Write out every single entry exactly.

[Saved data entries]
** Start **
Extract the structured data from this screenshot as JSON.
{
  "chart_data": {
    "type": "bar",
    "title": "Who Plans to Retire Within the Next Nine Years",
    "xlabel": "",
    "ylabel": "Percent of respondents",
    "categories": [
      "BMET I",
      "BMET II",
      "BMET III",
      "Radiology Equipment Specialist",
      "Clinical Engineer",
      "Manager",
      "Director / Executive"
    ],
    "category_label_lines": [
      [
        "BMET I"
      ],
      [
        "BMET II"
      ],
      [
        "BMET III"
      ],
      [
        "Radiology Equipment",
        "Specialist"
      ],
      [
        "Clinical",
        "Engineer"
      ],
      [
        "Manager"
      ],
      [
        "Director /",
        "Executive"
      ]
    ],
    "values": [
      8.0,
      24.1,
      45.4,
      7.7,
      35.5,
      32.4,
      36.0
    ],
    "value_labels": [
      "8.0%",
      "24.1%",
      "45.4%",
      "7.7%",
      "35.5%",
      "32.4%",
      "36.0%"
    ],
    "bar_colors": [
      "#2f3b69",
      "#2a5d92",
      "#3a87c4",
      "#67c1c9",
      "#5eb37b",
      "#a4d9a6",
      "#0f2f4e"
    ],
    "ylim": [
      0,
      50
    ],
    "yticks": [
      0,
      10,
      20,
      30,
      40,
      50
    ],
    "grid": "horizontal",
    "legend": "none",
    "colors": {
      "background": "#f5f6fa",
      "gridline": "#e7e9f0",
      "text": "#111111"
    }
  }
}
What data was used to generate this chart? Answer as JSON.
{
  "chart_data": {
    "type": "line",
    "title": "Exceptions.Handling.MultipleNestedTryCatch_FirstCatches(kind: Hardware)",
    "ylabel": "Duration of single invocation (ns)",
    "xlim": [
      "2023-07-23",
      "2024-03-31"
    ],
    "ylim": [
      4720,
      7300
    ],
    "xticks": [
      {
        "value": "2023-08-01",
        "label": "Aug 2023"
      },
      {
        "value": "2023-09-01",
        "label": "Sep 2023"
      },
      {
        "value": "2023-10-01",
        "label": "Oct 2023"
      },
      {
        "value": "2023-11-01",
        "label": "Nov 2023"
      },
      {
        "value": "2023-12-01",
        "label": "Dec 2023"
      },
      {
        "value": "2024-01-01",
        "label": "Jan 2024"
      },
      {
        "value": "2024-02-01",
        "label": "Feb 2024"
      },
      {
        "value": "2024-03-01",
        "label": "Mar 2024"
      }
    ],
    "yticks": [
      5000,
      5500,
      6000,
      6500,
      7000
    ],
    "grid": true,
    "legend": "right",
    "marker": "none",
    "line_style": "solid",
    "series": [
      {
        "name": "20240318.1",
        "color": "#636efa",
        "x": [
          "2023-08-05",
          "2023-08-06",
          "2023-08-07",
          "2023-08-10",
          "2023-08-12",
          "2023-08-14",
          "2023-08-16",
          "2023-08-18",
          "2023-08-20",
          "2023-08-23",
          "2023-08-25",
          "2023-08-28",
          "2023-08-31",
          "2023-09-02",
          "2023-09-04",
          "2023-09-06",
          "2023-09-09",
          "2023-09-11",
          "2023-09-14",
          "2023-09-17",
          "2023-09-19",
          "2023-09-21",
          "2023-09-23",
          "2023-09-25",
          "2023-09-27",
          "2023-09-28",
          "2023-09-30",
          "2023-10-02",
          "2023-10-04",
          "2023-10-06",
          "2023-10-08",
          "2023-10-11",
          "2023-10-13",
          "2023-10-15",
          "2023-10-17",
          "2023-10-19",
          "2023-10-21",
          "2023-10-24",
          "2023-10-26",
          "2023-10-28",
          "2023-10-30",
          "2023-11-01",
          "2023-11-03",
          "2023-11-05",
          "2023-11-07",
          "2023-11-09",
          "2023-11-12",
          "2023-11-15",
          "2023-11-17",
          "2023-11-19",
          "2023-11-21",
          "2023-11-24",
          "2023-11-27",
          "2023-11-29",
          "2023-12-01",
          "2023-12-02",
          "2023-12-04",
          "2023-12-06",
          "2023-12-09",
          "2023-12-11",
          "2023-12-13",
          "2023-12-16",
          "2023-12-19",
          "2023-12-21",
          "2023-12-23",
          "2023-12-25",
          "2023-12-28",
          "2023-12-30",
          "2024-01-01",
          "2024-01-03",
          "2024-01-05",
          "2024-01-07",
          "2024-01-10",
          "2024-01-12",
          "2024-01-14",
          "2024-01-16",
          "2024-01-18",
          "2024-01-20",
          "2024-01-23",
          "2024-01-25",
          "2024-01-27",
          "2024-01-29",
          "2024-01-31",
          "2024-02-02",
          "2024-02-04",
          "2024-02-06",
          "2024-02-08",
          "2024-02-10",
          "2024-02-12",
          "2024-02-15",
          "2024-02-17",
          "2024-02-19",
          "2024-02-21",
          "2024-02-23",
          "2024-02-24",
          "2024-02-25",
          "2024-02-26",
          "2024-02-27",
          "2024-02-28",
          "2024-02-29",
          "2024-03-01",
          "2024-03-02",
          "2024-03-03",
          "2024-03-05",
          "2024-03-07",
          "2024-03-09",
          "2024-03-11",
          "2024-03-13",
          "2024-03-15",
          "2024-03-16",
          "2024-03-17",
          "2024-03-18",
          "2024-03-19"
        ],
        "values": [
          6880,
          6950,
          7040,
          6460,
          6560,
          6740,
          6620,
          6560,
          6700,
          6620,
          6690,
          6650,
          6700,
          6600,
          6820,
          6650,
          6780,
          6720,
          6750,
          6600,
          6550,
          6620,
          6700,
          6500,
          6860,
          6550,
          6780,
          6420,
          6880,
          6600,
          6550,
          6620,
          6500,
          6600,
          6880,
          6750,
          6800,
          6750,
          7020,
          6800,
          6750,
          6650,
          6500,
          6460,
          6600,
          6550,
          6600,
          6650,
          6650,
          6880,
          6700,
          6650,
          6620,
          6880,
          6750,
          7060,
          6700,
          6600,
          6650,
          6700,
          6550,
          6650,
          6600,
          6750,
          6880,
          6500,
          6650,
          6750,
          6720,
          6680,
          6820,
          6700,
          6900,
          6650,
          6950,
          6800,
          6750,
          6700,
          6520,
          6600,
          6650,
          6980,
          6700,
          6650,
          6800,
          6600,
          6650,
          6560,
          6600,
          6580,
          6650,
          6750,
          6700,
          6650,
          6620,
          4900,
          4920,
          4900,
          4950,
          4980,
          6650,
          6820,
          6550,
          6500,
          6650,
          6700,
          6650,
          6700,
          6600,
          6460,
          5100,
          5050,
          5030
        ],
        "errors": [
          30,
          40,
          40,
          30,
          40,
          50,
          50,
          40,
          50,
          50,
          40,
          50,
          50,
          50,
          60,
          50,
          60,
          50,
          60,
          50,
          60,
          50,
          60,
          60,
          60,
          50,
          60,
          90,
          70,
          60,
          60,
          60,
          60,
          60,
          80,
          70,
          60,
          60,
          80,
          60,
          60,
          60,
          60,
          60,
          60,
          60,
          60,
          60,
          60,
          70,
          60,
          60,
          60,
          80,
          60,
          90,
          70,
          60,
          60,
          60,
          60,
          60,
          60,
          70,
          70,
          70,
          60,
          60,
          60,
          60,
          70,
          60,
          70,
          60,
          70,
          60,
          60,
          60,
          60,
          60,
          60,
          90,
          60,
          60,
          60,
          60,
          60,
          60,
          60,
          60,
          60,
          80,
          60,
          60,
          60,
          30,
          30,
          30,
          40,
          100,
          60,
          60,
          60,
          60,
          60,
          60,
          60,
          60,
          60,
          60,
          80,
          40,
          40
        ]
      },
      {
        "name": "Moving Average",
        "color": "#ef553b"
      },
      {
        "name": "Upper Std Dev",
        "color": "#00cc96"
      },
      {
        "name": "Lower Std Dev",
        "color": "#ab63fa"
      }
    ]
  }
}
** End **
SOLUTION TO THIS TASK –
Extract the structured data from this screenshot as JSON.
{
  "chart_data": {
    "type": "bar",
    "title": "Who Plans to Retire Within the Next Nine Years",
    "xlabel": "",
    "ylabel": "Percent of respondents",
    "categories": [
      "BMET I",
      "BMET II",
      "BMET III",
      "Radiology Equipment Specialist",
      "Clinical Engineer",
      "Manager",
      "Director / Executive"
    ],
    "category_label_lines": [
      [
        "BMET I"
      ],
      [
        "BMET II"
      ],
      [
        "BMET III"
      ],
      [
        "Radiology Equipment",
        "Specialist"
      ],
      [
        "Clinical",
        "Engineer"
      ],
      [
        "Manager"
      ],
      [
        "Director /",
        "Executive"
      ]
    ],
    "values": [
      8.0,
      24.1,
      45.4,
      7.7,
      35.5,
      32.4,
      36.0
    ],
    "value_labels": [
      "8.0%",
      "24.1%",
      "45.4%",
      "7.7%",
      "35.5%",
      "32.4%",
      "36.0%"
    ],
    "bar_colors": [
      "#2f3b69",
      "#2a5d92",
      "#3a87c4",
      "#67c1c9",
      "#5eb37b",
      "#a4d9a6",
      "#0f2f4e"
    ],
    "ylim": [
      0,
      50
    ],
    "yticks": [
      0,
      10,
      20,
      30,
      40,
      50
    ],
    "grid": "horizontal",
    "legend": "none",
    "colors": {
      "background": "#f5f6fa",
      "gridline": "#e7e9f0",
      "text": "#111111"
    }
  }
}
What data was used to generate this chart? Answer as JSON.
{
  "chart_data": {
    "type": "line",
    "title": "Exceptions.Handling.MultipleNestedTryCatch_FirstCatches(kind: Hardware)",
    "ylabel": "Duration of single invocation (ns)",
    "xlim": [
      "2023-07-23",
      "2024-03-31"
    ],
    "ylim": [
      4720,
      7300
    ],
    "xticks": [
      {
        "value": "2023-08-01",
        "label": "Aug 2023"
      },
      {
        "value": "2023-09-01",
        "label": "Sep 2023"
      },
      {
        "value": "2023-10-01",
        "label": "Oct 2023"
      },
      {
        "value": "2023-11-01",
        "label": "Nov 2023"
      },
      {
        "value": "2023-12-01",
        "label": "Dec 2023"
      },
      {
        "value": "2024-01-01",
        "label": "Jan 2024"
      },
      {
        "value": "2024-02-01",
        "label": "Feb 2024"
      },
      {
        "value": "2024-03-01",
        "label": "Mar 2024"
      }
    ],
    "yticks": [
      5000,
      5500,
      6000,
      6500,
      7000
    ],
    "grid": true,
    "legend": "right",
    "marker": "none",
    "line_style": "solid",
    "series": [
      {
        "name": "20240318.1",
        "color": "#636efa",
        "x": [
          "2023-08-05",
          "2023-08-06",
          "2023-08-07",
          "2023-08-10",
          "2023-08-12",
          "2023-08-14",
          "2023-08-16",
          "2023-08-18",
          "2023-08-20",
          "2023-08-23",
          "2023-08-25",
          "2023-08-28",
          "2023-08-31",
          "2023-09-02",
          "2023-09-04",
          "2023-09-06",
          "2023-09-09",
          "2023-09-11",
          "2023-09-14",
          "2023-09-17",
          "2023-09-19",
          "2023-09-21",
          "2023-09-23",
          "2023-09-25",
          "2023-09-27",
          "2023-09-28",
          "2023-09-30",
          "2023-10-02",
          "2023-10-04",
          "2023-10-06",
          "2023-10-08",
          "2023-10-11",
          "2023-10-13",
          "2023-10-15",
          "2023-10-17",
          "2023-10-19",
          "2023-10-21",
          "2023-10-24",
          "2023-10-26",
          "2023-10-28",
          "2023-10-30",
          "2023-11-01",
          "2023-11-03",
          "2023-11-05",
          "2023-11-07",
          "2023-11-09",
          "2023-11-12",
          "2023-11-15",
          "2023-11-17",
          "2023-11-19",
          "2023-11-21",
          "2023-11-24",
          "2023-11-27",
          "2023-11-29",
          "2023-12-01",
          "2023-12-02",
          "2023-12-04",
          "2023-12-06",
          "2023-12-09",
          "2023-12-11",
          "2023-12-13",
          "2023-12-16",
          "2023-12-19",
          "2023-12-21",
          "2023-12-23",
          "2023-12-25",
          "2023-12-28",
          "2023-12-30",
          "2024-01-01",
          "2024-01-03",
          "2024-01-05",
          "2024-01-07",
          "2024-01-10",
          "2024-01-12",
          "2024-01-14",
          "2024-01-16",
          "2024-01-18",
          "2024-01-20",
          "2024-01-23",
          "2024-01-25",
          "2024-01-27",
          "2024-01-29",
          "2024-01-31",
          "2024-02-02",
          "2024-02-04",
          "2024-02-06",
          "2024-02-08",
          "2024-02-10",
          "2024-02-12",
          "2024-02-15",
          "2024-02-17",
          "2024-02-19",
          "2024-02-21",
          "2024-02-23",
          "2024-02-24",
          "2024-02-25",
          "2024-02-26",
          "2024-02-27",
          "2024-02-28",
          "2024-02-29",
          "2024-03-01",
          "2024-03-02",
          "2024-03-03",
          "2024-03-05",
          "2024-03-07",
          "2024-03-09",
          "2024-03-11",
          "2024-03-13",
          "2024-03-15",
          "2024-03-16",
          "2024-03-17",
          "2024-03-18",
          "2024-03-19"
        ],
        "values": [
          6880,
          6950,
          7040,
          6460,
          6560,
          6740,
          6620,
          6560,
          6700,
          6620,
          6690,
          6650,
          6700,
          6600,
          6820,
          6650,
          6780,
          6720,
          6750,
          6600,
          6550,
          6620,
          6700,
          6500,
          6860,
          6550,
          6780,
          6420,
          6880,
          6600,
          6550,
          6620,
          6500,
          6600,
          6880,
          6750,
          6800,
          6750,
          7020,
          6800,
          6750,
          6650,
          6500,
          6460,
          6600,
          6550,
          6600,
          6650,
          6650,
          6880,
          6700,
          6650,
          6620,
          6880,
          6750,
          7060,
          6700,
          6600,
          6650,
          6700,
          6550,
          6650,
          6600,
          6750,
          6880,
          6500,
          6650,
          6750,
          6720,
          6680,
          6820,
          6700,
          6900,
          6650,
          6950,
          6800,
          6750,
          6700,
          6520,
          6600,
          6650,
          6980,
          6700,
          6650,
          6800,
          6600,
          6650,
          6560,
          6600,
          6580,
          6650,
          6750,
          6700,
          6650,
          6620,
          4900,
          4920,
          4900,
          4950,
          4980,
          6650,
          6820,
          6550,
          6500,
          6650,
          6700,
          6650,
          6700,
          6600,
          6460,
          5100,
          5050,
          5030
        ],
        "errors": [
          30,
          40,
          40,
          30,
          40,
          50,
          50,
          40,
          50,
          50,
          40,
          50,
          50,
          50,
          60,
          50,
          60,
          50,
          60,
          50,
          60,
          50,
          60,
          60,
          60,
          50,
          60,
          90,
          70,
          60,
          60,
          60,
          60,
          60,
          80,
          70,
          60,
          60,
          80,
          60,
          60,
          60,
          60,
          60,
          60,
          60,
          60,
          60,
          60,
          70,
          60,
          60,
          60,
          80,
          60,
          90,
          70,
          60,
          60,
          60,
          60,
          60,
          60,
          70,
          70,
          70,
          60,
          60,
          60,
          60,
          70,
          60,
          70,
          60,
          70,
          60,
          60,
          60,
          60,
          60,
          60,
          90,
          60,
          60,
          60,
          60,
          60,
          60,
          60,
          60,
          60,
          80,
          60,
          60,
          60,
          30,
          30,
          30,
          40,
          100,
          60,
          60,
          60,
          60,
          60,
          60,
          60,
          60,
          60,
          60,
          80,
          40,
          40
        ]
      },
      {
        "name": "Moving Average",
        "color": "#ef553b"
      },
      {
        "name": "Upper Std Dev",
        "color": "#00cc96"
      },
      {
        "name": "Lower Std Dev",
        "color": "#ab63fa"
      }
    ]
  }
}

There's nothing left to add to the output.